> [Job]:
From the entries below, copy every line that holds the word "scheduling".

> [Data supplied]:
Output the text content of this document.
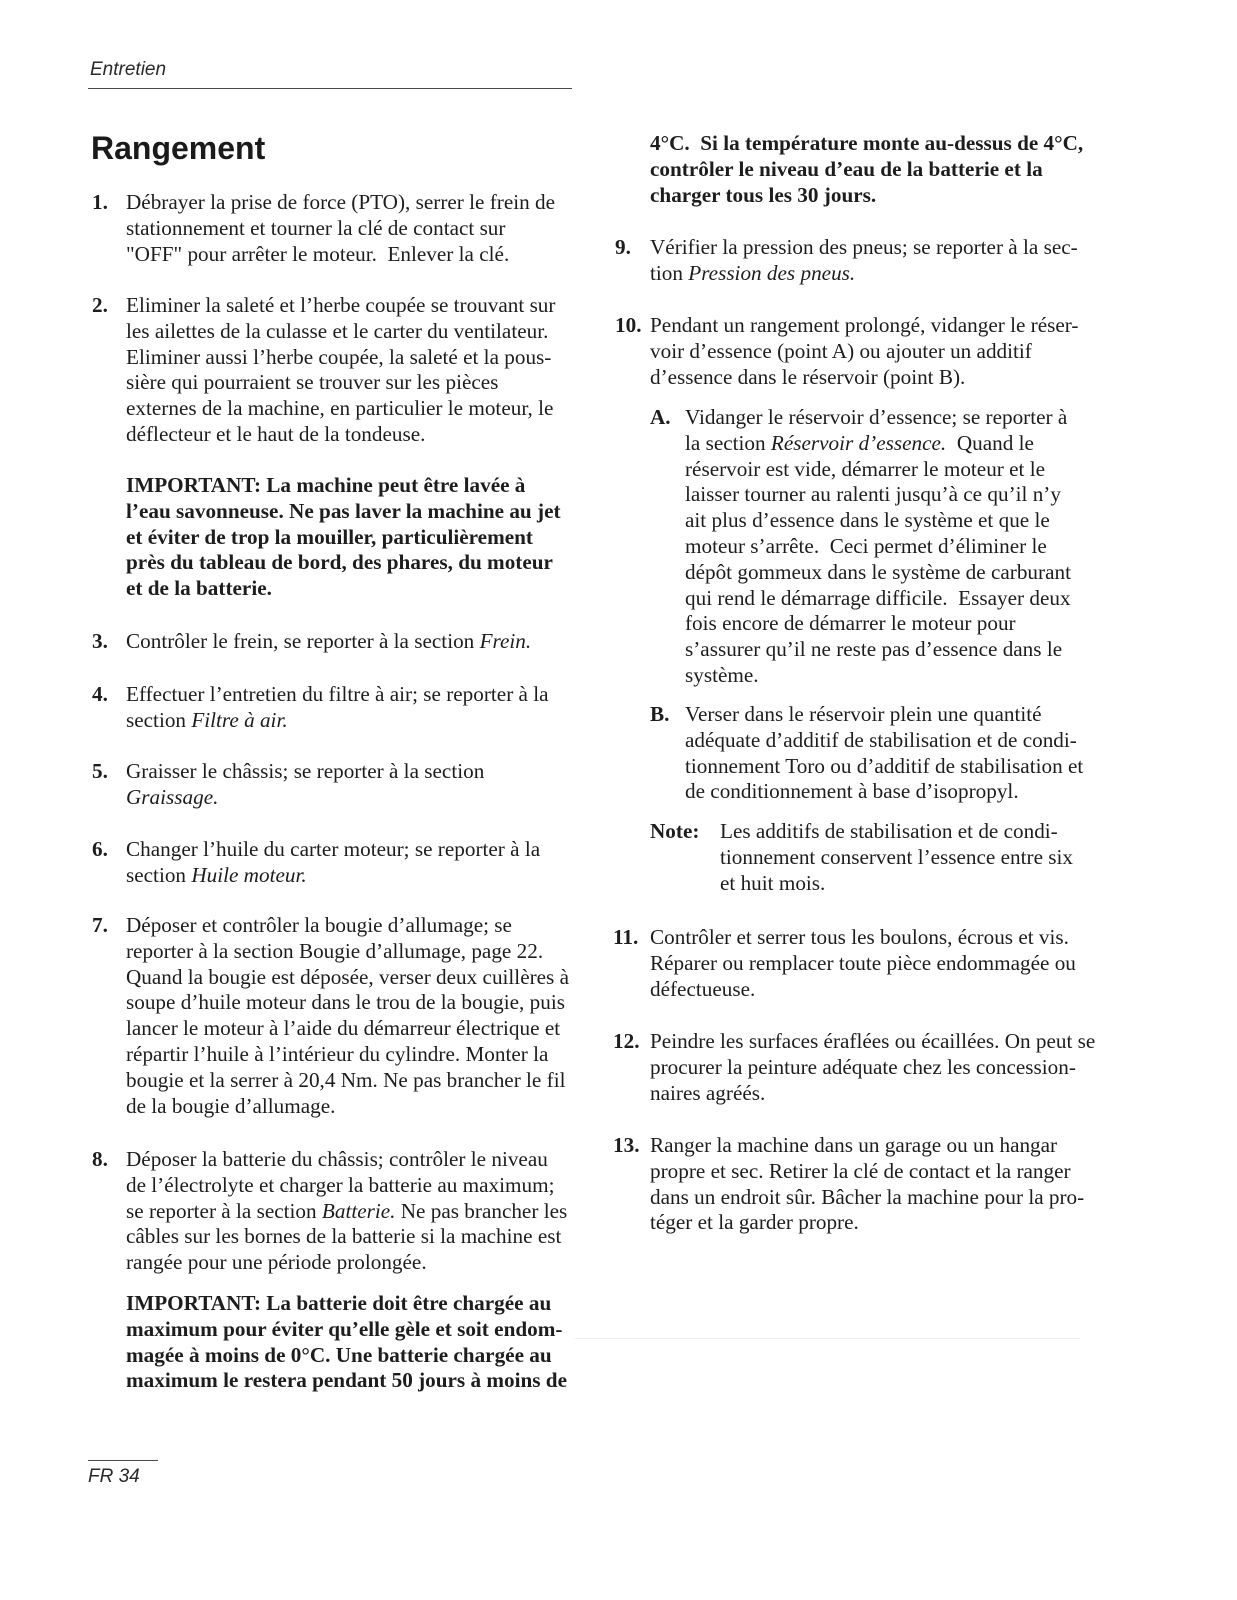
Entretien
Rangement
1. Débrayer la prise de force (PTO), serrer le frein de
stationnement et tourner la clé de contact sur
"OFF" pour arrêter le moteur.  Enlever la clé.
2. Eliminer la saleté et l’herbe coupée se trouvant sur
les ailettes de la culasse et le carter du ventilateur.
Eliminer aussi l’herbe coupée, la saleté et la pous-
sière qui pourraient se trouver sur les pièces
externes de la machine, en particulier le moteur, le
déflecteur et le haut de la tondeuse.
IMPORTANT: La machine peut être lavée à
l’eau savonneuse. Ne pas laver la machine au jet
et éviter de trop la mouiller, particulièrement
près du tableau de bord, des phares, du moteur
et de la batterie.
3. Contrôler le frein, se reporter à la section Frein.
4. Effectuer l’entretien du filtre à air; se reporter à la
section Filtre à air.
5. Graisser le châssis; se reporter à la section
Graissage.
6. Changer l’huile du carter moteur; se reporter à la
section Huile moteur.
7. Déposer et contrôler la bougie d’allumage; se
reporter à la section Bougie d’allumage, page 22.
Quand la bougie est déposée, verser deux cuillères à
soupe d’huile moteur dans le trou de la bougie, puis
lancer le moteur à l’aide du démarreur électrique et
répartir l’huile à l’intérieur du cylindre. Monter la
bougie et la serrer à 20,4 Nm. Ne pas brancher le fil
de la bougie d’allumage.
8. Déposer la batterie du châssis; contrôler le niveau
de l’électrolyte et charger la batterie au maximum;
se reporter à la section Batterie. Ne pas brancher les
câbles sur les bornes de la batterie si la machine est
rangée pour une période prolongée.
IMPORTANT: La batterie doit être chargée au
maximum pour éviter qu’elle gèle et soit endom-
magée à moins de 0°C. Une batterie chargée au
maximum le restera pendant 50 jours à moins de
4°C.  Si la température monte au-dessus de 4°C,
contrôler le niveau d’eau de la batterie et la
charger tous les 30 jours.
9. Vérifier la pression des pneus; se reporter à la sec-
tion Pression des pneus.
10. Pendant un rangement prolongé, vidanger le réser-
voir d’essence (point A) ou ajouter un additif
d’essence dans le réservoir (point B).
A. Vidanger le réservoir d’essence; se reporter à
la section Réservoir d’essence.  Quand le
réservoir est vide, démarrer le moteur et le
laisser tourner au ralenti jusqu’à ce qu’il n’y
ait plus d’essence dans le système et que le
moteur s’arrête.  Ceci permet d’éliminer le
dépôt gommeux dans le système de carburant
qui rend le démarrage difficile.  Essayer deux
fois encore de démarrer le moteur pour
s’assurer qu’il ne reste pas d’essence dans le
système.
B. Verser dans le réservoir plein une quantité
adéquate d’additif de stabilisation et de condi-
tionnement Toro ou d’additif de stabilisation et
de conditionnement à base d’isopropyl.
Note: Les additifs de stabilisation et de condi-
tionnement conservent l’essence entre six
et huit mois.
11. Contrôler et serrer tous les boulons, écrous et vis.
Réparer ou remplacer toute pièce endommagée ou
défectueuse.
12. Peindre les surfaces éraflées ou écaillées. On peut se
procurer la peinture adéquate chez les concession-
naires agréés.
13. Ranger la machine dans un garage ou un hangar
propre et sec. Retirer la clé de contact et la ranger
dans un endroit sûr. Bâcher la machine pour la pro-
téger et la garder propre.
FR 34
---
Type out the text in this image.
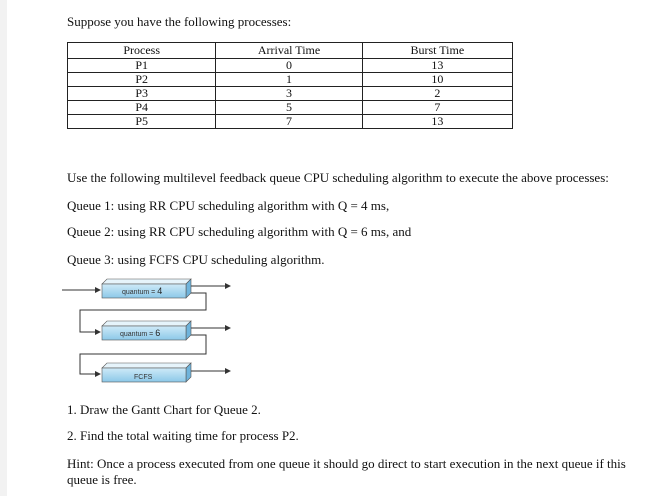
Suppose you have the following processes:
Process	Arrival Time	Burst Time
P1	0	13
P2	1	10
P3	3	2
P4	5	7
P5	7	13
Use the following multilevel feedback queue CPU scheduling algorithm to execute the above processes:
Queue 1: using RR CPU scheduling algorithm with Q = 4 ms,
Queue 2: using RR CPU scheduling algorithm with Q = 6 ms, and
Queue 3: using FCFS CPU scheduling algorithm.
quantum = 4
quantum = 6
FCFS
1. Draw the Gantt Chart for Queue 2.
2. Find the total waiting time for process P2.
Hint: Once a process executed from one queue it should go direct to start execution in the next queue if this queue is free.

> [The output]:
Use the following multilevel feedback queue CPU scheduling algorithm to execute the above processes:
Queue 1: using RR CPU scheduling algorithm with Q = 4 ms,
Queue 2: using RR CPU scheduling algorithm with Q = 6 ms, and
Queue 3: using FCFS CPU scheduling algorithm.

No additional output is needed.